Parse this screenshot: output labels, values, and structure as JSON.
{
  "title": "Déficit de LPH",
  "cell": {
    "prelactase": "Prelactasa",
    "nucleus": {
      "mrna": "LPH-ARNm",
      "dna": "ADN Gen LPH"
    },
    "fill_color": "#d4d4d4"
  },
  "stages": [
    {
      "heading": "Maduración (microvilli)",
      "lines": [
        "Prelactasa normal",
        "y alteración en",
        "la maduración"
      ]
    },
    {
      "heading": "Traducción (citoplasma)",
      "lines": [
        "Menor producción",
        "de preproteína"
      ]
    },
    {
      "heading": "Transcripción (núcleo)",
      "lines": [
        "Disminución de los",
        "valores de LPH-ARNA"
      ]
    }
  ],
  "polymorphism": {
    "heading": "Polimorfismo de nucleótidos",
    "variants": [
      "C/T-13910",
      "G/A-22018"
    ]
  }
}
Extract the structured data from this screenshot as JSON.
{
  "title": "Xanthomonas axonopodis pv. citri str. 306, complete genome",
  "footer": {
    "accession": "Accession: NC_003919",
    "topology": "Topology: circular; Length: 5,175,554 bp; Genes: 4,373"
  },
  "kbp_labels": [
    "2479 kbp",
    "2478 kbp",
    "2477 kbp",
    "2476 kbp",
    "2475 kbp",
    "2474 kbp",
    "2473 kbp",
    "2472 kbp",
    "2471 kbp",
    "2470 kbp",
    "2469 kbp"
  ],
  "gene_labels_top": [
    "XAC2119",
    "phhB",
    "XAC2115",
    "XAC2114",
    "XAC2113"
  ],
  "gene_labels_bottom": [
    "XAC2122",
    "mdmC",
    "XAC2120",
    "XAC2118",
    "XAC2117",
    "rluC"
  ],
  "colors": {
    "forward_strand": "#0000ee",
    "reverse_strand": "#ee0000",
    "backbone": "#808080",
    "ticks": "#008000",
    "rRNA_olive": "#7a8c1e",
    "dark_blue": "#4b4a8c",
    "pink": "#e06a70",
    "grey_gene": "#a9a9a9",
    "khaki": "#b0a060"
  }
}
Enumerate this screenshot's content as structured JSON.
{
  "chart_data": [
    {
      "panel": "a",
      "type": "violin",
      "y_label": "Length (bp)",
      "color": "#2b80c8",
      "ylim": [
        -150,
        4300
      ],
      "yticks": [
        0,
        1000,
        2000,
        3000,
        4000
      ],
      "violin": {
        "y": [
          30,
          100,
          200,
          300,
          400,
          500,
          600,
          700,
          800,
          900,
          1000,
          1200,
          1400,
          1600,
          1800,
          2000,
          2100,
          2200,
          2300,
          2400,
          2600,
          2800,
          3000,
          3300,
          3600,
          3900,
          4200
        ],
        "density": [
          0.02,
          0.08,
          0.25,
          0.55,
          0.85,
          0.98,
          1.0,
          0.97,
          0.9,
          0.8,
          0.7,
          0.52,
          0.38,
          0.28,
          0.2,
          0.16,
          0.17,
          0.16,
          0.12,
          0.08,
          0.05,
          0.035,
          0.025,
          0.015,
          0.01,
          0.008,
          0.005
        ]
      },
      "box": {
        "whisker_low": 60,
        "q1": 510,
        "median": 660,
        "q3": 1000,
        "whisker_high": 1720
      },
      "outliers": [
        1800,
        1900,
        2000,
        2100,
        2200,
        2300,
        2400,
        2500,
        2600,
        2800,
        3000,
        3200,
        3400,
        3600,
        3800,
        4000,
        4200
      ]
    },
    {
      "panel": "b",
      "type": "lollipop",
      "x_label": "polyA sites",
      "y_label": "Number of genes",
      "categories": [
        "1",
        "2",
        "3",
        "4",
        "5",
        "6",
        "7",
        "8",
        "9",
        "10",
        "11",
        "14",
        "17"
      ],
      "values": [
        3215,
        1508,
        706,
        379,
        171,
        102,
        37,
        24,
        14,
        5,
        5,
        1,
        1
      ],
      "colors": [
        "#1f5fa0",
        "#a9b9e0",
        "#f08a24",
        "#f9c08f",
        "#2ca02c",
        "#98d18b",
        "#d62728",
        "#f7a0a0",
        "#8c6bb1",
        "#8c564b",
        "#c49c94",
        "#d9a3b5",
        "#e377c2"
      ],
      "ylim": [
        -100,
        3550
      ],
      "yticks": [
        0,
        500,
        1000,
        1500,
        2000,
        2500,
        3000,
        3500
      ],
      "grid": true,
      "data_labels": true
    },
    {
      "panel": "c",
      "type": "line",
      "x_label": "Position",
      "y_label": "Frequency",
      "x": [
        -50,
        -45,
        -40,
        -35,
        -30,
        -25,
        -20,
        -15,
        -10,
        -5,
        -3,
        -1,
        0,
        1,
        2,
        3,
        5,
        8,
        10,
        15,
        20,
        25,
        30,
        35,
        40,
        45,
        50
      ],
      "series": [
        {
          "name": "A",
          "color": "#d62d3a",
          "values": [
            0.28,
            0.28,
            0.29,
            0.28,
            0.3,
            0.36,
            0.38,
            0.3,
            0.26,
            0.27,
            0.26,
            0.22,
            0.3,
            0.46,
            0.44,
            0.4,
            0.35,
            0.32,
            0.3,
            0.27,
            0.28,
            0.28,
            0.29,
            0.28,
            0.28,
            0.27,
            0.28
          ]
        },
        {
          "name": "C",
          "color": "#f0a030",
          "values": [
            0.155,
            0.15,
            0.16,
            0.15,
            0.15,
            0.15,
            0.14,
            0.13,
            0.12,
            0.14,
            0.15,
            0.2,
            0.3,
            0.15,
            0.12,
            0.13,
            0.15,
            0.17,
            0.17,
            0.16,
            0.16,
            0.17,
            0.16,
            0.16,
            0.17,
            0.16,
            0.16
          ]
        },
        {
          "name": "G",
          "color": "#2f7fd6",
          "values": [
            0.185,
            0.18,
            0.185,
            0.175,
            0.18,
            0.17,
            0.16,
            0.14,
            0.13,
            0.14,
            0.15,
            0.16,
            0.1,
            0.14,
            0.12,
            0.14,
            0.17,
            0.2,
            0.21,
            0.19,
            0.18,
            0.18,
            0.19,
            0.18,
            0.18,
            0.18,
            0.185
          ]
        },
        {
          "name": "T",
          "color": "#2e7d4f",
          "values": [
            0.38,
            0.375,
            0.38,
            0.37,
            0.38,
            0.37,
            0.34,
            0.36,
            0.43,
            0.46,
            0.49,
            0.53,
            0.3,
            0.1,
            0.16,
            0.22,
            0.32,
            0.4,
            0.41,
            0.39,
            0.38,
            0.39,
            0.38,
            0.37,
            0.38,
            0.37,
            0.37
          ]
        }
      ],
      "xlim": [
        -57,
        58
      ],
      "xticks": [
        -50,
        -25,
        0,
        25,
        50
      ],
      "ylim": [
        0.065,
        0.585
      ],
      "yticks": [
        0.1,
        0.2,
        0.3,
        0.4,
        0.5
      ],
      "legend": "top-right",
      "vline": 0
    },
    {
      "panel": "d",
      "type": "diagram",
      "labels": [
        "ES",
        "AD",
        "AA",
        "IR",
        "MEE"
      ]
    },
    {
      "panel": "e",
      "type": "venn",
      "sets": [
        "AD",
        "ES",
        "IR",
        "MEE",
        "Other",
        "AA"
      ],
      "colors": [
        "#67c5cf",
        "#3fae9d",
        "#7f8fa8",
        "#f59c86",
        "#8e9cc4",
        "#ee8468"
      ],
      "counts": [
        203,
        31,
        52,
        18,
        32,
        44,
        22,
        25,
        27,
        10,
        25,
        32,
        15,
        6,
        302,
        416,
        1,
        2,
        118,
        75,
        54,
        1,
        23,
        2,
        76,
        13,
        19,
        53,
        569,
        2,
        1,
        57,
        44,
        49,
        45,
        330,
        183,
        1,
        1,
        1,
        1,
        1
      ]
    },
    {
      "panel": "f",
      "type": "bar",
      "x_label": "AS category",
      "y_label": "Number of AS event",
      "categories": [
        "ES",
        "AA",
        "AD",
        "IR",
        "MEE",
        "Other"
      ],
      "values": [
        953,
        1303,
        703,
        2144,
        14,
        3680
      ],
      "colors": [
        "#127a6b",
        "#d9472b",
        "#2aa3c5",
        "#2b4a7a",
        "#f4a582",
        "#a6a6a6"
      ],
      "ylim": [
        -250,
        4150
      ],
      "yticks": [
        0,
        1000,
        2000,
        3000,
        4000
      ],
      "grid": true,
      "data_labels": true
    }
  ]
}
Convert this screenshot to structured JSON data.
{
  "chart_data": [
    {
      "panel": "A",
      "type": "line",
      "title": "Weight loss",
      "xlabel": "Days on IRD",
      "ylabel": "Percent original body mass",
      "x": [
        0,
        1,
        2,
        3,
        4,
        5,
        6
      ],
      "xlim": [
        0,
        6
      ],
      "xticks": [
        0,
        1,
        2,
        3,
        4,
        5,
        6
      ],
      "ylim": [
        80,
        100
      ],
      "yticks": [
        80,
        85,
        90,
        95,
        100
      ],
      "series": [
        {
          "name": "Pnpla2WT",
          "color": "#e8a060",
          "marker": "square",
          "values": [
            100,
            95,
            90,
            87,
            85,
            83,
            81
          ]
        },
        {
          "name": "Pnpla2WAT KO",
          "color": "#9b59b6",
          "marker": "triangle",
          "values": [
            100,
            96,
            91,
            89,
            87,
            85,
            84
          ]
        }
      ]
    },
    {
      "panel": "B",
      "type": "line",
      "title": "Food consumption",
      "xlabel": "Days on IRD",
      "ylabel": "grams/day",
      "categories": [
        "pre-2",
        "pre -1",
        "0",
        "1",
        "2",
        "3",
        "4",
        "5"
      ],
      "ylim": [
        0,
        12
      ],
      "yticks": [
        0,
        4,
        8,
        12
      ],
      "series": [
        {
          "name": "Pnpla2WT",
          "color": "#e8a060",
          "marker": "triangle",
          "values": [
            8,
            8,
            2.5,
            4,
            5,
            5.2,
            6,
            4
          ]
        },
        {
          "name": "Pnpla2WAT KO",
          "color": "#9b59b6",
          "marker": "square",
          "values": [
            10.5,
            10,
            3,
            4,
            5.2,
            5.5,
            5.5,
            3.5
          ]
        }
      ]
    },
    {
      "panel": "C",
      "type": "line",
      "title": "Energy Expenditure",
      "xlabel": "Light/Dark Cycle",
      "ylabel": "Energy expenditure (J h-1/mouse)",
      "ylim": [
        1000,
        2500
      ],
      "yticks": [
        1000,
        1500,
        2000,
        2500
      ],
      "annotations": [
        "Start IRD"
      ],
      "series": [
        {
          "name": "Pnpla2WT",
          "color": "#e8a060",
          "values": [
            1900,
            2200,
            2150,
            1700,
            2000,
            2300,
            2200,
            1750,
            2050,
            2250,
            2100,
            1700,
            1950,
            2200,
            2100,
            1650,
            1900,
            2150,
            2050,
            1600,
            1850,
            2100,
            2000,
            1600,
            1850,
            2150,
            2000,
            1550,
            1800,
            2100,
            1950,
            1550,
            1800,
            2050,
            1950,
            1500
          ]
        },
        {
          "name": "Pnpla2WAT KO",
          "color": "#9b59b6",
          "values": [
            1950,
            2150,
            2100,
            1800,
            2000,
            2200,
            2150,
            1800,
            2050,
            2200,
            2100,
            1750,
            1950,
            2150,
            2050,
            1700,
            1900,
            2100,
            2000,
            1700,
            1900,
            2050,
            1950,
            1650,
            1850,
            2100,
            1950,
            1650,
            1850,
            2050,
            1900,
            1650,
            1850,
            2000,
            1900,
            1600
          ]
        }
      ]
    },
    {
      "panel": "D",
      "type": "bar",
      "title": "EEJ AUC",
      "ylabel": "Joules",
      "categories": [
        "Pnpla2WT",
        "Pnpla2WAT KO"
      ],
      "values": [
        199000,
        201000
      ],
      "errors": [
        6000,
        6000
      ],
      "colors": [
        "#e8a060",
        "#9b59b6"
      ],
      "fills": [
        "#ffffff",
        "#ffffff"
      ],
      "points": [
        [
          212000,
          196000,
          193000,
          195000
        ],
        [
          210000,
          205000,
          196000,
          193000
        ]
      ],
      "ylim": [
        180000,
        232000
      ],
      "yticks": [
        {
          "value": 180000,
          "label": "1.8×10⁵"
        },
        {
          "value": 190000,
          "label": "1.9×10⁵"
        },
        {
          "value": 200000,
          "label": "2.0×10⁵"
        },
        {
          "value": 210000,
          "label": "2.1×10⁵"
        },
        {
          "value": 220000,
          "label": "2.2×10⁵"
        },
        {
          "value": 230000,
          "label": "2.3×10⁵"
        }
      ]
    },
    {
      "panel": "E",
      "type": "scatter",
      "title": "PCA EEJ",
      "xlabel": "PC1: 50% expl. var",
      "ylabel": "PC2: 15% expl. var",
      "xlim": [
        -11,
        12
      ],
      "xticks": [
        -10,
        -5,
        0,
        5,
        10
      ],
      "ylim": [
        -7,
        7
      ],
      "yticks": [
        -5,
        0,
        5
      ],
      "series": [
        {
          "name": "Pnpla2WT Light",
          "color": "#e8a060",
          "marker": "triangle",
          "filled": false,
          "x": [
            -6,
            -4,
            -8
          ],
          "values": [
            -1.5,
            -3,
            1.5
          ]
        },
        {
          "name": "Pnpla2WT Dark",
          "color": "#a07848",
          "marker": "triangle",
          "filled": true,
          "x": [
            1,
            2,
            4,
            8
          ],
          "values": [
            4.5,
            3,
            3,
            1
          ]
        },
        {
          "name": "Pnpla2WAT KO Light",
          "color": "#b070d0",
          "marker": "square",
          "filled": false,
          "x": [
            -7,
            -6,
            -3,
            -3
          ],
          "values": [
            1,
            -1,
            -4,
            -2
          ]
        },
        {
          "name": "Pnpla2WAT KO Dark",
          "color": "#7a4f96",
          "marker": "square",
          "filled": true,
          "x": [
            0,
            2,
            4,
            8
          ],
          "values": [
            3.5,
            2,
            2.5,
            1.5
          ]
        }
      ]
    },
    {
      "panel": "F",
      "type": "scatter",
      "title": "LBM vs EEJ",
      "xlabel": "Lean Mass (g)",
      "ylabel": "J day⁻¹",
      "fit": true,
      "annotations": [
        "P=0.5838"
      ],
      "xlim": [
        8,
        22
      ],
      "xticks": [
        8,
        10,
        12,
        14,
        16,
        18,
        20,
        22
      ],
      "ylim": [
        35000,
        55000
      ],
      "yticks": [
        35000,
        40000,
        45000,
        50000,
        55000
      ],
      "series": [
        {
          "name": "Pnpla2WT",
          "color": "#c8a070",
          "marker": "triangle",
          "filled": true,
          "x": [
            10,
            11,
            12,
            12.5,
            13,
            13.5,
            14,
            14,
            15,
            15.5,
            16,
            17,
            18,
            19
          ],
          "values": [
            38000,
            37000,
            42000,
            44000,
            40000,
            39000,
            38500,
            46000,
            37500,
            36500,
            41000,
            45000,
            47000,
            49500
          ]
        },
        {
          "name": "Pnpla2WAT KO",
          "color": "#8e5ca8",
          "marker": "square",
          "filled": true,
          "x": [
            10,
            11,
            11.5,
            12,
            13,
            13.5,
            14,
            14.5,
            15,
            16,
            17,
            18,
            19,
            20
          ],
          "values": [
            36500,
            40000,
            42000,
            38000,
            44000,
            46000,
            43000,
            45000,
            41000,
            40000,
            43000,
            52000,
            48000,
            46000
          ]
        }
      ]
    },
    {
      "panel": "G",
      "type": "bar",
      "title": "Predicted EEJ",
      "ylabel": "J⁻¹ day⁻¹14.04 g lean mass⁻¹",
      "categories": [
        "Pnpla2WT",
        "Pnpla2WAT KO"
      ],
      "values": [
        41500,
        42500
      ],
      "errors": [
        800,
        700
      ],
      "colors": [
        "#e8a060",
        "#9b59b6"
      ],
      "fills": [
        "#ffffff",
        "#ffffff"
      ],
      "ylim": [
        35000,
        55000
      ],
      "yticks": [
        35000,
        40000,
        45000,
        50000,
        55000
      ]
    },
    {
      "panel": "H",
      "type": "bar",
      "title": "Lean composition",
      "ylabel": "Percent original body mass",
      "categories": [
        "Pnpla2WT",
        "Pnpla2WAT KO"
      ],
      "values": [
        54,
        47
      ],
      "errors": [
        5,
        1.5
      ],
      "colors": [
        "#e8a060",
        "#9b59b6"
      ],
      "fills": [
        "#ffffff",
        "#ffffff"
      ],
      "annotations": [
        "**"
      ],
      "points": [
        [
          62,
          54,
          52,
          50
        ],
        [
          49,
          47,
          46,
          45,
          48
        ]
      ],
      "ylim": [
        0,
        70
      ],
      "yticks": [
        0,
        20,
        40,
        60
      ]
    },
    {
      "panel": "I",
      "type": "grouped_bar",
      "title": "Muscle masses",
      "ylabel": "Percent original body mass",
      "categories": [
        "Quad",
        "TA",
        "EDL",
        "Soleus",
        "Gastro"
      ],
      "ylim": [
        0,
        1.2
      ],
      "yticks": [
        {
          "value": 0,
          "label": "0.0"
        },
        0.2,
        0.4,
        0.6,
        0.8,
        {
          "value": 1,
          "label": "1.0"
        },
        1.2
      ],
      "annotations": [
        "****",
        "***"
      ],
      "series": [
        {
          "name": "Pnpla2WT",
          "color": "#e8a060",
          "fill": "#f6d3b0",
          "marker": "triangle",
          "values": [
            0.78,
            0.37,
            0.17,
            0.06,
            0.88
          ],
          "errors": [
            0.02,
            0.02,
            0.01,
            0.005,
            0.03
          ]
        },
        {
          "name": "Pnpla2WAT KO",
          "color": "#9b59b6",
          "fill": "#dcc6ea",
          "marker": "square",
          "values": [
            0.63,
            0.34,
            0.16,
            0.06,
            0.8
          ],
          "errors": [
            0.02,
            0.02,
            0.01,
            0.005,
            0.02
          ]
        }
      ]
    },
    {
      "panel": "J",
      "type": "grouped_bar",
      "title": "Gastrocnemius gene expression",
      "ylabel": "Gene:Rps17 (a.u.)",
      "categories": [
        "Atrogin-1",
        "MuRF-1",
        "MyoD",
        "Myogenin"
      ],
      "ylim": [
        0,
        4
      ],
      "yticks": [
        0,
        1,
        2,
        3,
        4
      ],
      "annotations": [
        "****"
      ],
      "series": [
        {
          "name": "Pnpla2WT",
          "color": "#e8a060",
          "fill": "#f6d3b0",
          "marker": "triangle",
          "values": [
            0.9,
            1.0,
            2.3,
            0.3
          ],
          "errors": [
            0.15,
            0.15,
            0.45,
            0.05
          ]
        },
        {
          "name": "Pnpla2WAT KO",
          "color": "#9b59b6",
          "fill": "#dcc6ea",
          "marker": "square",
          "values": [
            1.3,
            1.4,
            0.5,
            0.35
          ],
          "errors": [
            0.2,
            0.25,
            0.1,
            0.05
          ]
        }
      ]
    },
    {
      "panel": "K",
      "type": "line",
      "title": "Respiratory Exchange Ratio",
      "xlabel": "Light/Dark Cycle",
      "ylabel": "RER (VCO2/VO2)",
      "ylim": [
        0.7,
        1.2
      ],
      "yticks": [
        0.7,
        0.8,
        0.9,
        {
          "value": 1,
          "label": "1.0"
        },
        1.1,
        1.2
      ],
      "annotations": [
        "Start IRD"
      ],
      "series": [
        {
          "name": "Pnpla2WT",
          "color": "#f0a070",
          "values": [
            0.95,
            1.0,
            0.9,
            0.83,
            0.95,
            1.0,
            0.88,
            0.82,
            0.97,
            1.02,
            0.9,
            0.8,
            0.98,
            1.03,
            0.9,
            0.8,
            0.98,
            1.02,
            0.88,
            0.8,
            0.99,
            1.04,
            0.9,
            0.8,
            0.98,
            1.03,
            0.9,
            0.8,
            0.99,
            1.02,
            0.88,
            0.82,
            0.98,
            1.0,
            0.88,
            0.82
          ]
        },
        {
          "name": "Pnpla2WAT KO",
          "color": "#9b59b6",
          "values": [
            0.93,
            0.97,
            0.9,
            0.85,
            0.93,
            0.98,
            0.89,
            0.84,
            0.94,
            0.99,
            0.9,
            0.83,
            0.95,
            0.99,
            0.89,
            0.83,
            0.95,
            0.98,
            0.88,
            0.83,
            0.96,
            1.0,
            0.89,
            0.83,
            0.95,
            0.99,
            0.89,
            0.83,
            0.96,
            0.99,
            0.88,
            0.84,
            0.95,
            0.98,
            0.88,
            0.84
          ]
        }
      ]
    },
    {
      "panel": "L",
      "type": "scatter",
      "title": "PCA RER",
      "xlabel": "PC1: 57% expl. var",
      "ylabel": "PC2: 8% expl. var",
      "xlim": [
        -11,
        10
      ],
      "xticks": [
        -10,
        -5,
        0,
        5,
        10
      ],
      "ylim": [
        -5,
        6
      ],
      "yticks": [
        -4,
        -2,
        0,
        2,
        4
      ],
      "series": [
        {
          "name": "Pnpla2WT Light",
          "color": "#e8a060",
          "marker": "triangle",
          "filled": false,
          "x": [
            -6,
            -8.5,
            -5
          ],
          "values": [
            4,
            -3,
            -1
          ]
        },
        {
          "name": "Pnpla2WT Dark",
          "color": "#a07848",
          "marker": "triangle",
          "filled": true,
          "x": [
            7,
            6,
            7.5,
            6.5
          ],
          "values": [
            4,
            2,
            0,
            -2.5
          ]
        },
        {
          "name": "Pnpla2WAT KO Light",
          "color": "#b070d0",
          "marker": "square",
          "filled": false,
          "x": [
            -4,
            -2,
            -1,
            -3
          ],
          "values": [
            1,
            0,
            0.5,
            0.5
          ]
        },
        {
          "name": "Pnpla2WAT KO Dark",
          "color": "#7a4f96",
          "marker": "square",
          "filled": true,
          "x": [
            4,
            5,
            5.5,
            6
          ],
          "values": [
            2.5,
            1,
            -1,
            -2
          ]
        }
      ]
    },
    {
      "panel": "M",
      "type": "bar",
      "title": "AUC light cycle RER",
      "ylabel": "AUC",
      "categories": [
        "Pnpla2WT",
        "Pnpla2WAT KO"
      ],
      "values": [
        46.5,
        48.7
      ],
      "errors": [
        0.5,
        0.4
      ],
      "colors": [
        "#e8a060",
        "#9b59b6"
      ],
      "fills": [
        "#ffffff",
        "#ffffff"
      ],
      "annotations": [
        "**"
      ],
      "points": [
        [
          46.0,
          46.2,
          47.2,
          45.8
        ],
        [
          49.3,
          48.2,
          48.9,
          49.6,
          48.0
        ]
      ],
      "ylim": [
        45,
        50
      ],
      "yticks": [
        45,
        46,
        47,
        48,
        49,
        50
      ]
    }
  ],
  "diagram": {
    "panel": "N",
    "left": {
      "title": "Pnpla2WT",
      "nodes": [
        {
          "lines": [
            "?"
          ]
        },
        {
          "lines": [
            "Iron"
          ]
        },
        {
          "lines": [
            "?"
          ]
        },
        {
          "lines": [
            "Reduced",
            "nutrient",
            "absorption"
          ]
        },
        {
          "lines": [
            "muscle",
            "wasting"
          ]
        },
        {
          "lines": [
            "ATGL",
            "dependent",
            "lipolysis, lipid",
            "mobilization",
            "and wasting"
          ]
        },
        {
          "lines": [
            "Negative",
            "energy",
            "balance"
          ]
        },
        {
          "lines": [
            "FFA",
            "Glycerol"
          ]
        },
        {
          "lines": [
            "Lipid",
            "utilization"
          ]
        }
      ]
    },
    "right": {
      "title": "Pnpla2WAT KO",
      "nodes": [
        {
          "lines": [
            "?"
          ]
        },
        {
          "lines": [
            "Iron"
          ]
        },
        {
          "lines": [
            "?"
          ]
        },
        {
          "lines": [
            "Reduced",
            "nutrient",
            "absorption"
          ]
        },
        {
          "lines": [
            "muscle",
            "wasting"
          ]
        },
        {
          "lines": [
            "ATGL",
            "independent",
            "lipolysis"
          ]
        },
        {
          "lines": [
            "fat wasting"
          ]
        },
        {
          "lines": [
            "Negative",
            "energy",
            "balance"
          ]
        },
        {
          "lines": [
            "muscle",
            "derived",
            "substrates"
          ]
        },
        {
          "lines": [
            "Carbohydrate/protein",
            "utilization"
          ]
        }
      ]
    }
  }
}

- [Your instructions] After reading the material above, tally the lines that include the string "heading" and give only the number.

- [Answer] 4